*** Opening of Material for the task ***

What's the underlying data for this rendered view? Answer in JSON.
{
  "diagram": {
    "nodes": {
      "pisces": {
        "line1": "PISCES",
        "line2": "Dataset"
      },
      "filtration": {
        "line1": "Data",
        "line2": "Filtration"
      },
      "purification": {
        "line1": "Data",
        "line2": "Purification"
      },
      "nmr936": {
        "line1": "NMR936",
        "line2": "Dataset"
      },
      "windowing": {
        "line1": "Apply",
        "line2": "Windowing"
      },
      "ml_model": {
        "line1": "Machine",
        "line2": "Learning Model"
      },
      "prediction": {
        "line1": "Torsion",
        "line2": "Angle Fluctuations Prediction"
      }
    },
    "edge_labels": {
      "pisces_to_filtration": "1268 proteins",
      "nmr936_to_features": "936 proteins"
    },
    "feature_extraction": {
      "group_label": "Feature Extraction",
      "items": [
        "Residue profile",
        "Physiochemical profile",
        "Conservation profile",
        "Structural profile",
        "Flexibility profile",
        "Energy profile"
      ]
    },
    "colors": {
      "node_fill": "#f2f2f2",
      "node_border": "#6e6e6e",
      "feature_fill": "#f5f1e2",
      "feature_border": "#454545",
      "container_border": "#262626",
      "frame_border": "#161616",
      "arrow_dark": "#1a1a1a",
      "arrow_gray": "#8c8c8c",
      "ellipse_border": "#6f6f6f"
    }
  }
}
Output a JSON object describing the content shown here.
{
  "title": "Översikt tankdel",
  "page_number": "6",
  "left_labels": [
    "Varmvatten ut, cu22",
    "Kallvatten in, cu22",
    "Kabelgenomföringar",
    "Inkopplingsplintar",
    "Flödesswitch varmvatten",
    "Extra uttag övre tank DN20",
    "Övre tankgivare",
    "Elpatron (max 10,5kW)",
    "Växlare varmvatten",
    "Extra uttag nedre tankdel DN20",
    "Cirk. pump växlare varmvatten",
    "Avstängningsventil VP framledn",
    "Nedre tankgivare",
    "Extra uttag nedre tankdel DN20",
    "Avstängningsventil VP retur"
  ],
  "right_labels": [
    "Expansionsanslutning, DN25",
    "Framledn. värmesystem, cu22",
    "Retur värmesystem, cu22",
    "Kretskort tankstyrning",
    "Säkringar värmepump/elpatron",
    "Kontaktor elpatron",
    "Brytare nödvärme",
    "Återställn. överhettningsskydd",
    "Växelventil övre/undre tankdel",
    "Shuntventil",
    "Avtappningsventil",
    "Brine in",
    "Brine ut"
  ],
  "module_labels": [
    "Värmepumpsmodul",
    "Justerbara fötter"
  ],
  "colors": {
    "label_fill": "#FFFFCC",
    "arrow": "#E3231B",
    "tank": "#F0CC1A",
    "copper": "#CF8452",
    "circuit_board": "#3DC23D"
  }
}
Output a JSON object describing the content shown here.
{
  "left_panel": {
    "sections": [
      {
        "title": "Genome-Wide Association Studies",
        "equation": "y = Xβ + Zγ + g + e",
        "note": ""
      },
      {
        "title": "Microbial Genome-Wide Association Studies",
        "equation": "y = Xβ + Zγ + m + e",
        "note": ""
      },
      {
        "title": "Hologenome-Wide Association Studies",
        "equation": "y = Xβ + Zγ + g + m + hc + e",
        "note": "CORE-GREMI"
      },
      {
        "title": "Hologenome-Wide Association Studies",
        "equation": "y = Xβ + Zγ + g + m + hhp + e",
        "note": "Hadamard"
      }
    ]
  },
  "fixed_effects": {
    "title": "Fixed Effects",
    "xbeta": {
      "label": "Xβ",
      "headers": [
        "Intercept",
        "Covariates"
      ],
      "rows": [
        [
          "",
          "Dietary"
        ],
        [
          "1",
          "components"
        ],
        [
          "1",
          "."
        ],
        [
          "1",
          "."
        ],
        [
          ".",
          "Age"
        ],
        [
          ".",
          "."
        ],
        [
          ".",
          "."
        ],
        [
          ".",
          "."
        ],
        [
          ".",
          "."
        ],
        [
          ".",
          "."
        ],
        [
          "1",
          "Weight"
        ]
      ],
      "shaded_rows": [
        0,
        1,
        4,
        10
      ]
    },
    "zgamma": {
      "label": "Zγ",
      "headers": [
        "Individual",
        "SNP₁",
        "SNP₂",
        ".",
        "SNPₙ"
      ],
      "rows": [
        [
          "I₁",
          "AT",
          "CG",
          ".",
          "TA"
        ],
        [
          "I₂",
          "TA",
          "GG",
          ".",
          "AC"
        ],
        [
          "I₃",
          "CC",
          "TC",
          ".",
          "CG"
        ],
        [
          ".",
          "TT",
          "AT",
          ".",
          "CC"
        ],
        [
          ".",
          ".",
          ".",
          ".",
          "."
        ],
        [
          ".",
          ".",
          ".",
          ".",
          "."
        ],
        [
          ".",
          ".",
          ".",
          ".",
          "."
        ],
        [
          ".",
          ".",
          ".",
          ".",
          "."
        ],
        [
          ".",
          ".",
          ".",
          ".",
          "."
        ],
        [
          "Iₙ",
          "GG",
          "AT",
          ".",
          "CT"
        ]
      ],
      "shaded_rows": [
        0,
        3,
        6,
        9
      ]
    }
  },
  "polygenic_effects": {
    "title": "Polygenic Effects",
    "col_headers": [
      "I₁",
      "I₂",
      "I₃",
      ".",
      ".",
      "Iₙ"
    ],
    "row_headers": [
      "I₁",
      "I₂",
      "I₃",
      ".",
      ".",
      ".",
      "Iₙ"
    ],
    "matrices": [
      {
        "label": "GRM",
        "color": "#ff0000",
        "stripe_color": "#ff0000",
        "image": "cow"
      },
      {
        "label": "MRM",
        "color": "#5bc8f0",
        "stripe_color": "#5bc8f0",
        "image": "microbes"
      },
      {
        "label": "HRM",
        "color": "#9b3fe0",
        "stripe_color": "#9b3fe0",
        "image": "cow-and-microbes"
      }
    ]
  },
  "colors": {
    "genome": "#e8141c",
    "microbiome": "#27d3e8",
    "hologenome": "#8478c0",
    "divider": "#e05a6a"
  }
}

*** Close of Material for the task ***

### What is required
Lines that contain "Wide" are the result; find them in the entries above and copy each one.

### Answer area
        "title": "Genome-Wide Association Studies",
        "title": "Microbial Genome-Wide Association Studies",
        "title": "Hologenome-Wide Association Studies",
        "title": "Hologenome-Wide Association Studies",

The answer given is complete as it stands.